━━━ 抜粋データ ━━━

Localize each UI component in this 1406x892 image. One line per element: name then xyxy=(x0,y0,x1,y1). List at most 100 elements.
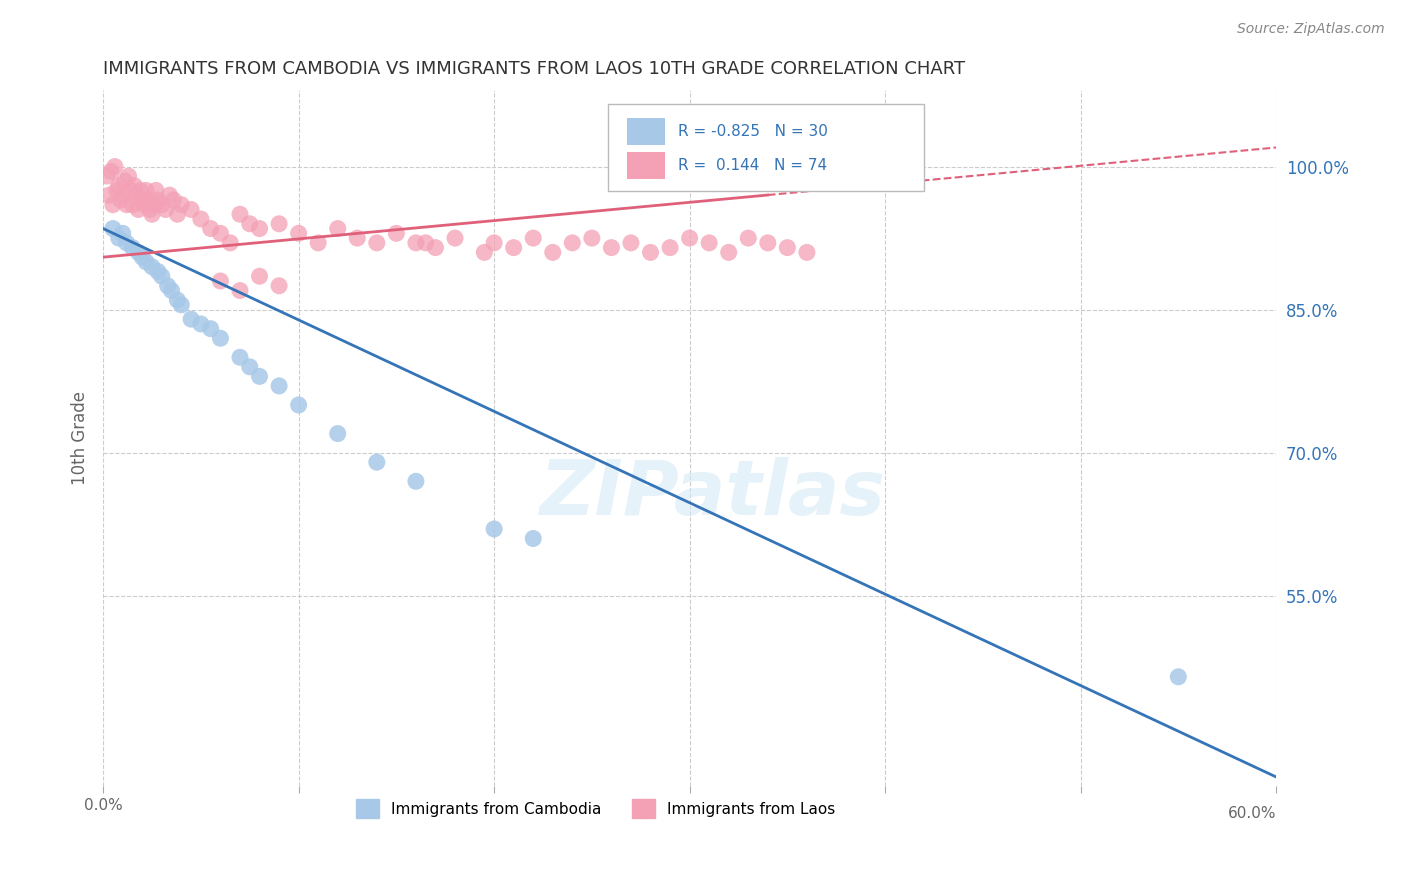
Bar xyxy=(627,153,665,178)
Point xyxy=(166,207,188,221)
Point xyxy=(117,169,139,183)
Point xyxy=(209,274,232,288)
Point xyxy=(146,193,169,207)
Point xyxy=(115,235,138,250)
Bar xyxy=(627,119,665,145)
Point xyxy=(150,197,173,211)
Point xyxy=(287,398,309,412)
Point xyxy=(239,359,262,374)
Point xyxy=(200,221,222,235)
Point xyxy=(107,231,129,245)
Point xyxy=(405,235,427,250)
Point xyxy=(101,197,124,211)
Point xyxy=(229,351,252,365)
Point xyxy=(425,241,447,255)
Point xyxy=(166,293,188,307)
Point xyxy=(229,207,252,221)
Point xyxy=(366,235,388,250)
Point xyxy=(541,245,564,260)
FancyBboxPatch shape xyxy=(607,104,924,191)
Text: R = -0.825   N = 30: R = -0.825 N = 30 xyxy=(678,124,828,139)
Point xyxy=(141,207,163,221)
Text: ZIPatlas: ZIPatlas xyxy=(540,457,886,531)
Point xyxy=(239,217,262,231)
Text: Source: ZipAtlas.com: Source: ZipAtlas.com xyxy=(1237,22,1385,37)
Point xyxy=(127,202,149,217)
Legend: Immigrants from Cambodia, Immigrants from Laos: Immigrants from Cambodia, Immigrants fro… xyxy=(350,793,842,824)
Point xyxy=(131,193,153,207)
Point xyxy=(104,160,127,174)
Point xyxy=(134,197,156,211)
Point xyxy=(135,183,157,197)
Point xyxy=(561,235,583,250)
Point xyxy=(146,264,169,278)
Point xyxy=(326,221,349,235)
Point xyxy=(96,169,118,183)
Point xyxy=(1167,670,1189,684)
Point xyxy=(209,227,232,241)
Point xyxy=(190,317,212,331)
Text: IMMIGRANTS FROM CAMBODIA VS IMMIGRANTS FROM LAOS 10TH GRADE CORRELATION CHART: IMMIGRANTS FROM CAMBODIA VS IMMIGRANTS F… xyxy=(103,60,966,78)
Y-axis label: 10th Grade: 10th Grade xyxy=(72,392,89,485)
Point xyxy=(190,212,212,227)
Point xyxy=(121,241,143,255)
Point xyxy=(737,231,759,245)
Point xyxy=(482,235,505,250)
Point xyxy=(107,178,129,193)
Point xyxy=(111,188,134,202)
Point xyxy=(287,227,309,241)
Point xyxy=(249,269,271,284)
Point xyxy=(170,197,193,211)
Point xyxy=(101,221,124,235)
Point xyxy=(229,284,252,298)
Point xyxy=(136,193,159,207)
Point xyxy=(105,183,128,197)
Point xyxy=(249,221,271,235)
Point xyxy=(502,241,524,255)
Point xyxy=(145,183,167,197)
Point xyxy=(640,245,662,260)
Point xyxy=(267,217,290,231)
Text: 60.0%: 60.0% xyxy=(1227,805,1277,821)
Point xyxy=(131,250,153,264)
Point xyxy=(326,426,349,441)
Point xyxy=(267,379,290,393)
Point xyxy=(160,284,183,298)
Point xyxy=(135,255,157,269)
Point xyxy=(522,231,544,245)
Point xyxy=(110,193,132,207)
Point xyxy=(98,188,121,202)
Point xyxy=(678,231,700,245)
Point xyxy=(717,245,740,260)
Point xyxy=(159,188,181,202)
Point xyxy=(114,174,136,188)
Point xyxy=(127,245,149,260)
Point xyxy=(444,231,467,245)
Point xyxy=(100,164,122,178)
Point xyxy=(170,298,193,312)
Point xyxy=(581,231,603,245)
Point xyxy=(219,235,242,250)
Point xyxy=(415,235,437,250)
Point xyxy=(156,278,179,293)
Point xyxy=(385,227,408,241)
Point xyxy=(139,202,162,217)
Point xyxy=(776,241,799,255)
Point xyxy=(620,235,643,250)
Point xyxy=(141,260,163,274)
Point xyxy=(482,522,505,536)
Point xyxy=(307,235,329,250)
Point xyxy=(522,532,544,546)
Point xyxy=(267,278,290,293)
Point xyxy=(129,183,152,197)
Point xyxy=(209,331,232,345)
Point xyxy=(111,227,134,241)
Point xyxy=(346,231,368,245)
Point xyxy=(600,241,623,255)
Point xyxy=(249,369,271,384)
Point xyxy=(150,269,173,284)
Point xyxy=(162,193,184,207)
Point xyxy=(125,188,148,202)
Point xyxy=(120,183,142,197)
Point xyxy=(115,197,138,211)
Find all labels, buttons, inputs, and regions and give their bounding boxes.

━━━

課題の詳細: 上のデータを最初から最後まで、一字も変えずにそのまま書き写すこと。画像は解答に含めない。

解答全文:
Localize each UI component in this 1406x892 image. One line per element: name then xyxy=(x0,y0,x1,y1). List at most 100 elements.
Bar xyxy=(627,153,665,178)
Point xyxy=(166,207,188,221)
Point xyxy=(117,169,139,183)
Point xyxy=(209,274,232,288)
Point xyxy=(146,193,169,207)
Point xyxy=(115,235,138,250)
Bar xyxy=(627,119,665,145)
Point xyxy=(150,197,173,211)
Point xyxy=(287,398,309,412)
Point xyxy=(239,359,262,374)
Point xyxy=(200,221,222,235)
Point xyxy=(107,231,129,245)
Point xyxy=(405,235,427,250)
Point xyxy=(101,197,124,211)
Point xyxy=(229,351,252,365)
Point xyxy=(425,241,447,255)
Point xyxy=(166,293,188,307)
Point xyxy=(229,207,252,221)
Point xyxy=(366,235,388,250)
Point xyxy=(541,245,564,260)
FancyBboxPatch shape xyxy=(607,104,924,191)
Text: R = -0.825   N = 30: R = -0.825 N = 30 xyxy=(678,124,828,139)
Point xyxy=(141,207,163,221)
Text: ZIPatlas: ZIPatlas xyxy=(540,457,886,531)
Point xyxy=(239,217,262,231)
Text: Source: ZipAtlas.com: Source: ZipAtlas.com xyxy=(1237,22,1385,37)
Point xyxy=(127,202,149,217)
Legend: Immigrants from Cambodia, Immigrants from Laos: Immigrants from Cambodia, Immigrants fro… xyxy=(350,793,842,824)
Point xyxy=(131,193,153,207)
Point xyxy=(104,160,127,174)
Point xyxy=(134,197,156,211)
Point xyxy=(135,183,157,197)
Point xyxy=(561,235,583,250)
Point xyxy=(146,264,169,278)
Point xyxy=(326,221,349,235)
Point xyxy=(96,169,118,183)
Point xyxy=(1167,670,1189,684)
Point xyxy=(209,227,232,241)
Point xyxy=(190,317,212,331)
Text: IMMIGRANTS FROM CAMBODIA VS IMMIGRANTS FROM LAOS 10TH GRADE CORRELATION CHART: IMMIGRANTS FROM CAMBODIA VS IMMIGRANTS F… xyxy=(103,60,966,78)
Y-axis label: 10th Grade: 10th Grade xyxy=(72,392,89,485)
Point xyxy=(190,212,212,227)
Point xyxy=(121,241,143,255)
Point xyxy=(737,231,759,245)
Point xyxy=(482,235,505,250)
Point xyxy=(107,178,129,193)
Point xyxy=(111,188,134,202)
Point xyxy=(287,227,309,241)
Point xyxy=(249,269,271,284)
Point xyxy=(170,197,193,211)
Point xyxy=(101,221,124,235)
Point xyxy=(229,284,252,298)
Point xyxy=(136,193,159,207)
Point xyxy=(105,183,128,197)
Point xyxy=(249,221,271,235)
Point xyxy=(502,241,524,255)
Point xyxy=(145,183,167,197)
Point xyxy=(640,245,662,260)
Point xyxy=(267,217,290,231)
Text: 60.0%: 60.0% xyxy=(1227,805,1277,821)
Point xyxy=(131,250,153,264)
Point xyxy=(326,426,349,441)
Point xyxy=(267,379,290,393)
Point xyxy=(160,284,183,298)
Point xyxy=(135,255,157,269)
Point xyxy=(522,231,544,245)
Point xyxy=(110,193,132,207)
Point xyxy=(98,188,121,202)
Point xyxy=(678,231,700,245)
Point xyxy=(717,245,740,260)
Point xyxy=(159,188,181,202)
Point xyxy=(114,174,136,188)
Point xyxy=(127,245,149,260)
Point xyxy=(444,231,467,245)
Point xyxy=(100,164,122,178)
Point xyxy=(170,298,193,312)
Point xyxy=(581,231,603,245)
Point xyxy=(219,235,242,250)
Point xyxy=(415,235,437,250)
Point xyxy=(156,278,179,293)
Point xyxy=(385,227,408,241)
Point xyxy=(139,202,162,217)
Point xyxy=(776,241,799,255)
Point xyxy=(620,235,643,250)
Point xyxy=(141,260,163,274)
Point xyxy=(482,522,505,536)
Point xyxy=(307,235,329,250)
Point xyxy=(522,532,544,546)
Point xyxy=(267,278,290,293)
Point xyxy=(129,183,152,197)
Point xyxy=(209,331,232,345)
Point xyxy=(111,227,134,241)
Point xyxy=(346,231,368,245)
Point xyxy=(600,241,623,255)
Point xyxy=(249,369,271,384)
Point xyxy=(150,269,173,284)
Point xyxy=(162,193,184,207)
Point xyxy=(125,188,148,202)
Point xyxy=(120,183,142,197)
Point xyxy=(115,197,138,211)
Find all labels, buttons, inputs, and regions and give their bounding boxes.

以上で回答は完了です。